TASK INPUT ::
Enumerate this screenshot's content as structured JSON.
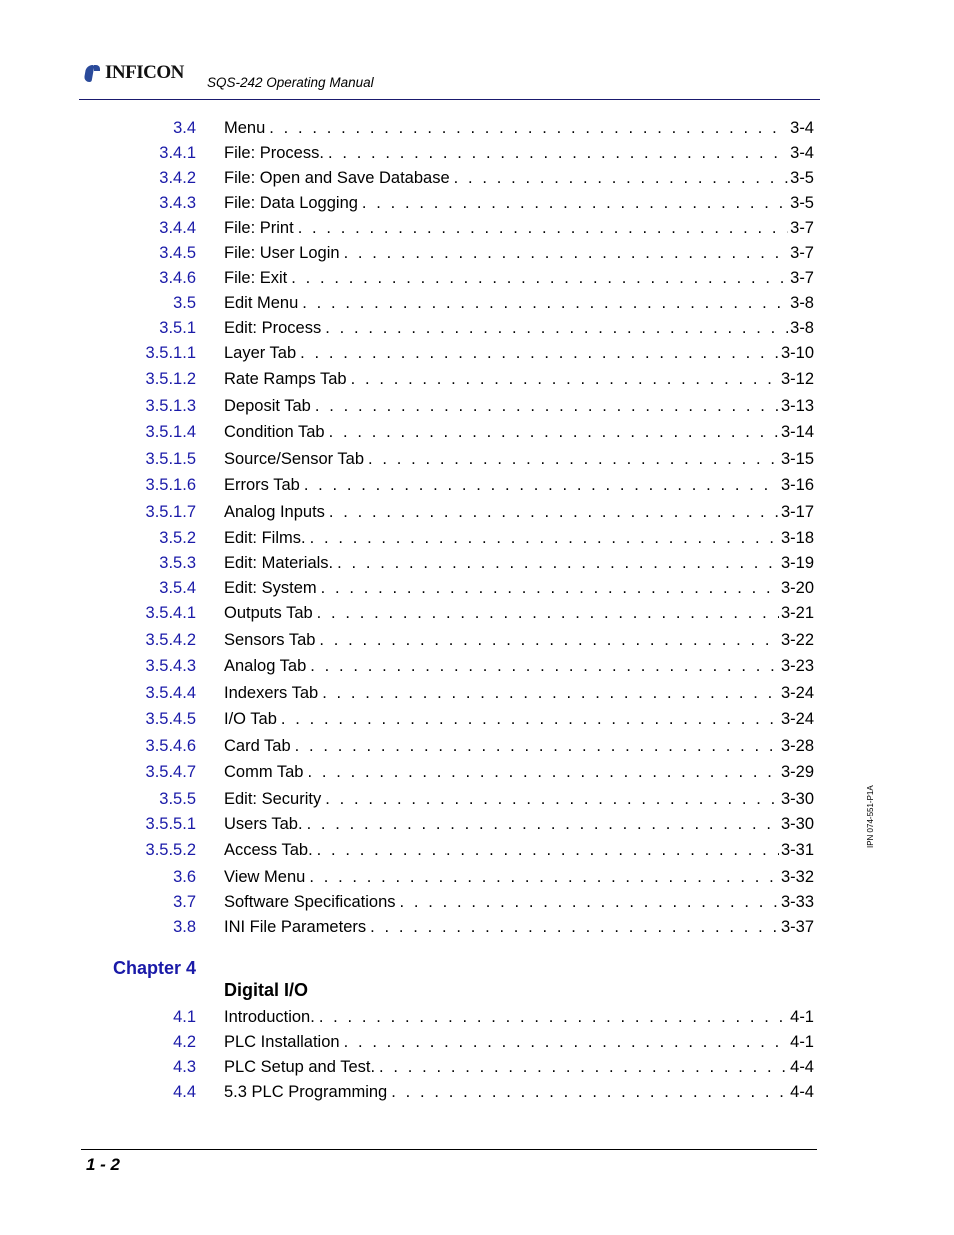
{
  "header": {
    "logo_text": "INFICON",
    "manual_title": "SQS-242 Operating Manual"
  },
  "side_code": "IPN 074-551-P1A",
  "footer": {
    "page_number": "1 - 2"
  },
  "toc_part1": [
    {
      "num": "3.4",
      "label": "Menu",
      "page": "3-4"
    },
    {
      "num": "3.4.1",
      "label": "File: Process.",
      "page": "3-4"
    },
    {
      "num": "3.4.2",
      "label": "File: Open and Save Database",
      "page": "3-5"
    },
    {
      "num": "3.4.3",
      "label": "File: Data Logging",
      "page": "3-5"
    },
    {
      "num": "3.4.4",
      "label": "File: Print",
      "page": "3-7"
    },
    {
      "num": "3.4.5",
      "label": "File: User Login",
      "page": "3-7"
    },
    {
      "num": "3.4.6",
      "label": "File: Exit",
      "page": "3-7"
    },
    {
      "num": "3.5",
      "label": "Edit Menu",
      "page": "3-8"
    },
    {
      "num": "3.5.1",
      "label": "Edit: Process",
      "page": "3-8"
    },
    {
      "num": "3.5.1.1",
      "label": "Layer Tab",
      "page": "3-10"
    },
    {
      "num": "3.5.1.2",
      "label": "Rate Ramps Tab",
      "page": "3-12"
    },
    {
      "num": "3.5.1.3",
      "label": "Deposit Tab",
      "page": "3-13"
    },
    {
      "num": "3.5.1.4",
      "label": "Condition Tab",
      "page": "3-14"
    },
    {
      "num": "3.5.1.5",
      "label": "Source/Sensor Tab",
      "page": "3-15"
    },
    {
      "num": "3.5.1.6",
      "label": "Errors Tab",
      "page": "3-16"
    },
    {
      "num": "3.5.1.7",
      "label": "Analog Inputs",
      "page": "3-17"
    },
    {
      "num": "3.5.2",
      "label": "Edit: Films.",
      "page": "3-18"
    },
    {
      "num": "3.5.3",
      "label": "Edit: Materials.",
      "page": "3-19"
    },
    {
      "num": "3.5.4",
      "label": "Edit: System",
      "page": "3-20"
    },
    {
      "num": "3.5.4.1",
      "label": "Outputs Tab",
      "page": "3-21"
    },
    {
      "num": "3.5.4.2",
      "label": "Sensors Tab",
      "page": "3-22"
    },
    {
      "num": "3.5.4.3",
      "label": "Analog Tab",
      "page": "3-23"
    },
    {
      "num": "3.5.4.4",
      "label": "Indexers Tab",
      "page": "3-24"
    },
    {
      "num": "3.5.4.5",
      "label": "I/O Tab",
      "page": "3-24"
    },
    {
      "num": "3.5.4.6",
      "label": "Card Tab",
      "page": "3-28"
    },
    {
      "num": "3.5.4.7",
      "label": "Comm Tab",
      "page": "3-29"
    },
    {
      "num": "3.5.5",
      "label": "Edit: Security",
      "page": "3-30"
    },
    {
      "num": "3.5.5.1",
      "label": "Users Tab.",
      "page": "3-30"
    },
    {
      "num": "3.5.5.2",
      "label": "Access Tab.",
      "page": "3-31"
    },
    {
      "num": "3.6",
      "label": "View Menu",
      "page": "3-32"
    },
    {
      "num": "3.7",
      "label": "Software Specifications",
      "page": "3-33"
    },
    {
      "num": "3.8",
      "label": "INI File Parameters",
      "page": "3-37"
    }
  ],
  "chapter4": {
    "label": "Chapter 4",
    "title": "Digital I/O"
  },
  "toc_part2": [
    {
      "num": "4.1",
      "label": "Introduction.",
      "page": "4-1"
    },
    {
      "num": "4.2",
      "label": "PLC Installation",
      "page": "4-1"
    },
    {
      "num": "4.3",
      "label": "PLC Setup and Test.",
      "page": "4-4"
    },
    {
      "num": "4.4",
      "label": "5.3 PLC Programming",
      "page": "4-4"
    }
  ]
}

PROBLEM ::
Repeat each line of the records above exactly, but do not copy the pictures.

RESULT OF THE EXERCISE ::
Enumerate this screenshot's content as structured JSON.
{
  "header": {
    "logo_text": "INFICON",
    "manual_title": "SQS-242 Operating Manual"
  },
  "side_code": "IPN 074-551-P1A",
  "footer": {
    "page_number": "1 - 2"
  },
  "toc_part1": [
    {
      "num": "3.4",
      "label": "Menu",
      "page": "3-4"
    },
    {
      "num": "3.4.1",
      "label": "File: Process.",
      "page": "3-4"
    },
    {
      "num": "3.4.2",
      "label": "File: Open and Save Database",
      "page": "3-5"
    },
    {
      "num": "3.4.3",
      "label": "File: Data Logging",
      "page": "3-5"
    },
    {
      "num": "3.4.4",
      "label": "File: Print",
      "page": "3-7"
    },
    {
      "num": "3.4.5",
      "label": "File: User Login",
      "page": "3-7"
    },
    {
      "num": "3.4.6",
      "label": "File: Exit",
      "page": "3-7"
    },
    {
      "num": "3.5",
      "label": "Edit Menu",
      "page": "3-8"
    },
    {
      "num": "3.5.1",
      "label": "Edit: Process",
      "page": "3-8"
    },
    {
      "num": "3.5.1.1",
      "label": "Layer Tab",
      "page": "3-10"
    },
    {
      "num": "3.5.1.2",
      "label": "Rate Ramps Tab",
      "page": "3-12"
    },
    {
      "num": "3.5.1.3",
      "label": "Deposit Tab",
      "page": "3-13"
    },
    {
      "num": "3.5.1.4",
      "label": "Condition Tab",
      "page": "3-14"
    },
    {
      "num": "3.5.1.5",
      "label": "Source/Sensor Tab",
      "page": "3-15"
    },
    {
      "num": "3.5.1.6",
      "label": "Errors Tab",
      "page": "3-16"
    },
    {
      "num": "3.5.1.7",
      "label": "Analog Inputs",
      "page": "3-17"
    },
    {
      "num": "3.5.2",
      "label": "Edit: Films.",
      "page": "3-18"
    },
    {
      "num": "3.5.3",
      "label": "Edit: Materials.",
      "page": "3-19"
    },
    {
      "num": "3.5.4",
      "label": "Edit: System",
      "page": "3-20"
    },
    {
      "num": "3.5.4.1",
      "label": "Outputs Tab",
      "page": "3-21"
    },
    {
      "num": "3.5.4.2",
      "label": "Sensors Tab",
      "page": "3-22"
    },
    {
      "num": "3.5.4.3",
      "label": "Analog Tab",
      "page": "3-23"
    },
    {
      "num": "3.5.4.4",
      "label": "Indexers Tab",
      "page": "3-24"
    },
    {
      "num": "3.5.4.5",
      "label": "I/O Tab",
      "page": "3-24"
    },
    {
      "num": "3.5.4.6",
      "label": "Card Tab",
      "page": "3-28"
    },
    {
      "num": "3.5.4.7",
      "label": "Comm Tab",
      "page": "3-29"
    },
    {
      "num": "3.5.5",
      "label": "Edit: Security",
      "page": "3-30"
    },
    {
      "num": "3.5.5.1",
      "label": "Users Tab.",
      "page": "3-30"
    },
    {
      "num": "3.5.5.2",
      "label": "Access Tab.",
      "page": "3-31"
    },
    {
      "num": "3.6",
      "label": "View Menu",
      "page": "3-32"
    },
    {
      "num": "3.7",
      "label": "Software Specifications",
      "page": "3-33"
    },
    {
      "num": "3.8",
      "label": "INI File Parameters",
      "page": "3-37"
    }
  ],
  "chapter4": {
    "label": "Chapter 4",
    "title": "Digital I/O"
  },
  "toc_part2": [
    {
      "num": "4.1",
      "label": "Introduction.",
      "page": "4-1"
    },
    {
      "num": "4.2",
      "label": "PLC Installation",
      "page": "4-1"
    },
    {
      "num": "4.3",
      "label": "PLC Setup and Test.",
      "page": "4-4"
    },
    {
      "num": "4.4",
      "label": "5.3 PLC Programming",
      "page": "4-4"
    }
  ]
}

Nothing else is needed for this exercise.